List each line in which the string "esempio" appears.
--- BEGIN Stored records ---
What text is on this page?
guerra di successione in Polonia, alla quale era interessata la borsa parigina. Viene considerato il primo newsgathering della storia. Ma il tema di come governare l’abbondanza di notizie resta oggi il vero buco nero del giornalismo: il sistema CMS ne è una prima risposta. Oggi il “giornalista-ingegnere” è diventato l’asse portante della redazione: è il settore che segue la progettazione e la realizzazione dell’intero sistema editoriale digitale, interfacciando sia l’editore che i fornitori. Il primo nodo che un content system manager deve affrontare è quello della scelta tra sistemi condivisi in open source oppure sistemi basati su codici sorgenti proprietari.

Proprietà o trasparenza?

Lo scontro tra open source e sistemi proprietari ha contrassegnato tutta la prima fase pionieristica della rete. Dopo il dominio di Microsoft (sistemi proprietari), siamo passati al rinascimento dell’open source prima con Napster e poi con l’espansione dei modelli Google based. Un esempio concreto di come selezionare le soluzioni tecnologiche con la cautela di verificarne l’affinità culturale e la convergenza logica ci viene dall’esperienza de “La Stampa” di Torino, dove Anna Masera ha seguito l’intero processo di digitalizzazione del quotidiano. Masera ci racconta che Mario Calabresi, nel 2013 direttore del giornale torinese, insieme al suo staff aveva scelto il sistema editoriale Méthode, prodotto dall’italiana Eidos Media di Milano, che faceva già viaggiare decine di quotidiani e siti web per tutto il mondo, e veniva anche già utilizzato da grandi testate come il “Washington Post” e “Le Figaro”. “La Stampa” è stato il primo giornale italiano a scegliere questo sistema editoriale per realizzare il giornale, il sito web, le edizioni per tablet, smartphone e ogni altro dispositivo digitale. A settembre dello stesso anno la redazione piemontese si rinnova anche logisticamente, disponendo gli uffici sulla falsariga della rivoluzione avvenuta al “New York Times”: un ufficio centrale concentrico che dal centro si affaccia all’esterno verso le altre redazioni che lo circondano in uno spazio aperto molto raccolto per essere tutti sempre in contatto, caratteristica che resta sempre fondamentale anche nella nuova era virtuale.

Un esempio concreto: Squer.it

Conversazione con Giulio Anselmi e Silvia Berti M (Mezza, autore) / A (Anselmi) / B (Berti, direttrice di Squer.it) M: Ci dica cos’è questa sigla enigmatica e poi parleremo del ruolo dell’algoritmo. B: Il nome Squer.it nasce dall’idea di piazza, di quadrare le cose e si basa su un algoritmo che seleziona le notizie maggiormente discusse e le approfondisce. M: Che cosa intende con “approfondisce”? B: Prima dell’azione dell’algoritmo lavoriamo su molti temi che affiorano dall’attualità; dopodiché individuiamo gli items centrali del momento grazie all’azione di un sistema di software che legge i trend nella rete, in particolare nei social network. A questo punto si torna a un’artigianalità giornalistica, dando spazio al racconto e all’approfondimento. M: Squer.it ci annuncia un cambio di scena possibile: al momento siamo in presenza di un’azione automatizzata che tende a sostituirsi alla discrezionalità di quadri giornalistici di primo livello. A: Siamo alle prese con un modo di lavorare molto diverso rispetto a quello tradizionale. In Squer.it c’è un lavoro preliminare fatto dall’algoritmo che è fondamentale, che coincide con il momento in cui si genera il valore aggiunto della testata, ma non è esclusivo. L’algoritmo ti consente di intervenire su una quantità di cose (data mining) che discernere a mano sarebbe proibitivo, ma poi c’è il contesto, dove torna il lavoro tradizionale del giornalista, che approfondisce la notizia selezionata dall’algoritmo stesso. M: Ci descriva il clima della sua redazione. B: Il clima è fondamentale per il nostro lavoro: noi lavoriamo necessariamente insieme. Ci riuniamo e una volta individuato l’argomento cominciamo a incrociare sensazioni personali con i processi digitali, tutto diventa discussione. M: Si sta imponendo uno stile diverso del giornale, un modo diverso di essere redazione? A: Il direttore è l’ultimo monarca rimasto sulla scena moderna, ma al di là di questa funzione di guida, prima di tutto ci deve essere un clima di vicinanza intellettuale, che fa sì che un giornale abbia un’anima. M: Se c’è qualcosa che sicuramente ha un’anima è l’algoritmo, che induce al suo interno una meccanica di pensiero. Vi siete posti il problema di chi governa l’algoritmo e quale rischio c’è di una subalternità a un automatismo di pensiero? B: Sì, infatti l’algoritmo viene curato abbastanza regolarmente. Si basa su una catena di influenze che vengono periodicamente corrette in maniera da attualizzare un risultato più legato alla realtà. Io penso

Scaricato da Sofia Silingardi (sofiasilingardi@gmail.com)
--- END Stored records ---
**Reply**.
Lo scontro tra open source e sistemi proprietari ha contrassegnato tutta la prima fase pionieristica della rete. Dopo il dominio di Microsoft (sistemi proprietari), siamo passati al rinascimento dell’open source prima con Napster e poi con l’espansione dei modelli Google based. Un esempio concreto di come selezionare le soluzioni tecnologiche con la cautela di verificarne l’affinità culturale e la convergenza logica ci viene dall’esperienza de “La Stampa” di Torino, dove Anna Masera ha seguito l’intero processo di digitalizzazione del quotidiano. Masera ci racconta che Mario Calabresi, nel 2013 direttore del giornale torinese, insieme al suo staff aveva scelto il sistema editoriale Méthode, prodotto dall’italiana Eidos Media di Milano, che faceva già viaggiare decine di quotidiani e siti web per tutto il mondo, e veniva anche già utilizzato da grandi testate come il “Washington Post” e “Le Figaro”. “La Stampa” è stato il primo giornale italiano a scegliere questo sistema editoriale per realizzare il giornale, il sito web, le edizioni per tablet, smartphone e ogni altro dispositivo digitale. A settembre dello stesso anno la redazione piemontese si rinnova anche logisticamente, disponendo gli uffici sulla falsariga della rivoluzione avvenuta al “New York Times”: un ufficio centrale concentrico che dal centro si affaccia all’esterno verso le altre redazioni che lo circondano in uno spazio aperto molto raccolto per essere tutti sempre in contatto, caratteristica che resta sempre fondamentale anche nella nuova era virtuale.
Un esempio concreto: Squer.it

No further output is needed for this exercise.